■ Task prompt ■
Write out each line exactly as it stands, please.
···
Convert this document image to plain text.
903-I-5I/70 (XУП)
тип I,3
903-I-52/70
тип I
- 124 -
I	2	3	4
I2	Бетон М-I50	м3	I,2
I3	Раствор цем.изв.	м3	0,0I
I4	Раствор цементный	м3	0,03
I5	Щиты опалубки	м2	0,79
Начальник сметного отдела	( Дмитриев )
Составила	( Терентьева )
···
■ Result of this exercise ■
Convert this document image to plain text.
903-I-5I/70 (XУП)
тип I,3
903-I-52/70
тип I
- 124 -
I	2	3	4
I2	Бетон М-I50	м3	I,2
I3	Раствор цем.изв.	м3	0,0I
I4	Раствор цементный	м3	0,03
I5	Щиты опалубки	м2	0,79
Начальник сметного отдела	( Дмитриев )
Составила	( Терентьева )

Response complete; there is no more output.